→ **本文抜粋**:
* * *

夕方に予定されていた講演の講師である(株)ストレートエッジ代表、とあるラノベの神編集者である三木一馬氏さんがすこし早く到着されたようで、繰り上げて講演が始まった。これは贅沢なことにニコ生でフル配信されている。

  • 「読者は平成には興味はないだろうが、平成のキスには興味をもつかもしれない」
  • 「1秒で作品を紹介するログラインを決めたい」
    (TVアニメ版「エロマンガ先生」は紗霧をひたすら可愛く見せることを決め、製作上迷ったらばそれに従った)

などなど、お題に即したアドバイスを含めて豊富な経験に基づく実用的な話が続く。業界の頂点からノウハウを交えた神の声が降ってくるのだから、チームを作ってこれから作品を起こしていこうという一同にとってはある種の呪文なのではないかと放送を聴きながら心配になって飯が旨い。

夕食〜カレージャム

NovelJam 2018開催中、3食が運営から提供される。夕飯はポークチャップか。プラスティックの五角形のトレイ、御飯と味噌汁にメインに小皿と、学食や社食を思い出させる配膳が妙に好感を呼ぶ。ひじきがよい。

なおこのころtwitterのタイムラインにハッシュタグ #カレージャム が流れていることに気がつく。おお、なんだそれ。

唐突にランディングページ出来ましたとのツイートが目に入った。

リンクを辿るとカレーが全く登場しないおしゃれなランディングページが現れる。カレーを作って公開しあうやつか。NovelJam応援のための勝手企画のようだ。頗る面白そうだ。

隙間社さん他が早速カレーを作り始めている。ろす氏は夕食用に作っていたカオマンガイの他にバターチキンカレーを作り始めた。すごく美味しそうで昂る。

* * *

→ **提供データ**:

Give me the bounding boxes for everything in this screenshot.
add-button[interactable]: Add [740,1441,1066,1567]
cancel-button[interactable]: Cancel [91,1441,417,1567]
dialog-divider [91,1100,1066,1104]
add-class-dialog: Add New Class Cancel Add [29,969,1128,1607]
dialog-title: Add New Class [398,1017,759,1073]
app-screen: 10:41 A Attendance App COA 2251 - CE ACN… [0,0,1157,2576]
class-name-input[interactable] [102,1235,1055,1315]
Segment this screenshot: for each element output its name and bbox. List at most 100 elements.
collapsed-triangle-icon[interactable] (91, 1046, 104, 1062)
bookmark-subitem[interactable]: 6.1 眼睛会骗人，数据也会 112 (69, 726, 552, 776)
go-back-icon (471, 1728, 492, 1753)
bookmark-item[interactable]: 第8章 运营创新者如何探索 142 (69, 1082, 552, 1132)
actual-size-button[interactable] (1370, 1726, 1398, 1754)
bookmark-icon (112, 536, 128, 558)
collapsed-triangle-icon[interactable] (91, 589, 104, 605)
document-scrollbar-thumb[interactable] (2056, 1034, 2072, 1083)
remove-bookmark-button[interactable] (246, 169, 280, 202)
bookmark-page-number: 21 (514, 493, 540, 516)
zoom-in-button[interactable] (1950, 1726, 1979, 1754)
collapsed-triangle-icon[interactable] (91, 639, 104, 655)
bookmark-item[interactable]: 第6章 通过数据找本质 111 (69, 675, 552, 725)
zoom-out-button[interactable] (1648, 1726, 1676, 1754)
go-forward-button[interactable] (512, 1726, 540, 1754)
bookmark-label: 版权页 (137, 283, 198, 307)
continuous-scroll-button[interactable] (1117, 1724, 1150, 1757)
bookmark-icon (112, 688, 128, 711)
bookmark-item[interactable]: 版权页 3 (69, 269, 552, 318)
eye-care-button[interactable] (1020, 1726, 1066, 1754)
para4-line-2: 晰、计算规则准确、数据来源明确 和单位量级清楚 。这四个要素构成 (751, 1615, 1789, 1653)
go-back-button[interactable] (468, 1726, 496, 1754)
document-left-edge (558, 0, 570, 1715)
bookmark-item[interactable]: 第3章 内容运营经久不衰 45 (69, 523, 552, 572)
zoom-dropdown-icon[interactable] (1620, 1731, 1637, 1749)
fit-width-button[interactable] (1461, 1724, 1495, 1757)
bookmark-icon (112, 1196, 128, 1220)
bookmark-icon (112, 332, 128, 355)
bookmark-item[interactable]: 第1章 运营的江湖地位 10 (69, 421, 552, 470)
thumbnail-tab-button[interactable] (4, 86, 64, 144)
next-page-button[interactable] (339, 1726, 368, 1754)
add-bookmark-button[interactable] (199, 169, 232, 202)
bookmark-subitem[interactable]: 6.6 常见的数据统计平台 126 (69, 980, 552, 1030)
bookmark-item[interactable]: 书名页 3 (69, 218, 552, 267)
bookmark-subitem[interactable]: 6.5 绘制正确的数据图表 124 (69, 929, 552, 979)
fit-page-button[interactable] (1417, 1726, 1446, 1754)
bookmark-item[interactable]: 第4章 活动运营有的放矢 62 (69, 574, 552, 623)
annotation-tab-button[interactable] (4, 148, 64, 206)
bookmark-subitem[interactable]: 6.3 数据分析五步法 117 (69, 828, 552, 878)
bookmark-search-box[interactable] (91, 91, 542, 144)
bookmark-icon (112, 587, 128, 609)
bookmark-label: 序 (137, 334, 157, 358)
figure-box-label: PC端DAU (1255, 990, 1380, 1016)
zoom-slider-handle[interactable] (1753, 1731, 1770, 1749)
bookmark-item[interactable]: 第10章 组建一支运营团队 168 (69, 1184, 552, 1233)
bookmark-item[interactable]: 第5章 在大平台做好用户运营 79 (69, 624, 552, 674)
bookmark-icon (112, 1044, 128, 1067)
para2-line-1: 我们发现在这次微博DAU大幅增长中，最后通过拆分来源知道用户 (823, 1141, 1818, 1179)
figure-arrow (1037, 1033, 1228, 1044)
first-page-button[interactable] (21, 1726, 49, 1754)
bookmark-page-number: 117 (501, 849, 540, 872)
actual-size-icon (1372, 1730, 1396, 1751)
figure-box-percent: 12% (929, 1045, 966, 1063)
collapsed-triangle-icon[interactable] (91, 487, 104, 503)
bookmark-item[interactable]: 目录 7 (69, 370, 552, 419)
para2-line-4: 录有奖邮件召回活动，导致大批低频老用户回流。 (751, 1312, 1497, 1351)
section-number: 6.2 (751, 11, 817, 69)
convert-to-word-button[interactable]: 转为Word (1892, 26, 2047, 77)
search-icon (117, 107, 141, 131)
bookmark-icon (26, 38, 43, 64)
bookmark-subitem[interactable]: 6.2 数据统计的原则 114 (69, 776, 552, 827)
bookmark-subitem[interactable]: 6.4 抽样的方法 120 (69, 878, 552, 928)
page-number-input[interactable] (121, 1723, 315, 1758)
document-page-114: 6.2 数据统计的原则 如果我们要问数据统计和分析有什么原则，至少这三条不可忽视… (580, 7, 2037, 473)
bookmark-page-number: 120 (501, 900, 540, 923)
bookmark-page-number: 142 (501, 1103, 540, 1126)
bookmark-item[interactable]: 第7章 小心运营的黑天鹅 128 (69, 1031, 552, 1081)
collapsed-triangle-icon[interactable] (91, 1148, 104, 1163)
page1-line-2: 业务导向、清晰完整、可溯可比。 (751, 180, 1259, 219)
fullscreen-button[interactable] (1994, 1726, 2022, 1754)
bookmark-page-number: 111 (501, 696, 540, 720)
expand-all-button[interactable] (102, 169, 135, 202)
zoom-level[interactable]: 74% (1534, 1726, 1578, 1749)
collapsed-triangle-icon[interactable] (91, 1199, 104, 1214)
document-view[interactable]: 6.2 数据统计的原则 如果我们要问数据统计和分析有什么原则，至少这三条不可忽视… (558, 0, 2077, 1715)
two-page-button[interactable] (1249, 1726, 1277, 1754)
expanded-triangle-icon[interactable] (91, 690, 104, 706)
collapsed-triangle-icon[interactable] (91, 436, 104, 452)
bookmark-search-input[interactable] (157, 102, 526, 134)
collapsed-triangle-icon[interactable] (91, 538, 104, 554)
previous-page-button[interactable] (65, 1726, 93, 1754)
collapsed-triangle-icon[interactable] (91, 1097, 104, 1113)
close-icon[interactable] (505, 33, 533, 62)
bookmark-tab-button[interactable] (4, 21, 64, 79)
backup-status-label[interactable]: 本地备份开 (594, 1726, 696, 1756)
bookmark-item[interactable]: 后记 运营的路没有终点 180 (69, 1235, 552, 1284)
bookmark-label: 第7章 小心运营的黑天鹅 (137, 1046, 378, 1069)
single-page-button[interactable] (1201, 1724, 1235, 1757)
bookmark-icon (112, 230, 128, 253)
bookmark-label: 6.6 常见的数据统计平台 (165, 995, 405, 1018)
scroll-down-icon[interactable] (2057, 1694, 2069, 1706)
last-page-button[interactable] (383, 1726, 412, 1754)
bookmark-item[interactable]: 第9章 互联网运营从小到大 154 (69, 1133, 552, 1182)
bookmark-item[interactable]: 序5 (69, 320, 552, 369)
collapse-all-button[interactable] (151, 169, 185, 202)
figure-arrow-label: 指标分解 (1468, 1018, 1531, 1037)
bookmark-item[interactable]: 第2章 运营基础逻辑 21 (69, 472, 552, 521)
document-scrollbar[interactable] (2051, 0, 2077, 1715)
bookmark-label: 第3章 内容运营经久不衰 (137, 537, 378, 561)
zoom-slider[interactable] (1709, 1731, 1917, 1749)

* * *

→ **作業依頼 1**: NovelJam 2018の記事のうち、「リンクを辿るとカレーが全く登」から「た。すごく美味しそうで昂る。」までの部分を一字も変えずに書き写すこと。
→ **作業依頼 2**: NovelJam 2018の記事によると、ろす氏が夕食用のカオマンガイの他に作り始めたカレーは何か。

→ **回答欄 1**:
リンクを辿るとカレーが全く登場しないおしゃれなランディングページが現れる。カレーを作って公開しあうやつか。NovelJam応援のための勝手企画のようだ。頗る面白そうだ。

隙間社さん他が早速カレーを作り始めている。ろす氏は夕食用に作っていたカオマンガイの他にバターチキンカレーを作り始めた。すごく美味しそうで昂る。

→ **回答欄 2**: バターチキンカレーである。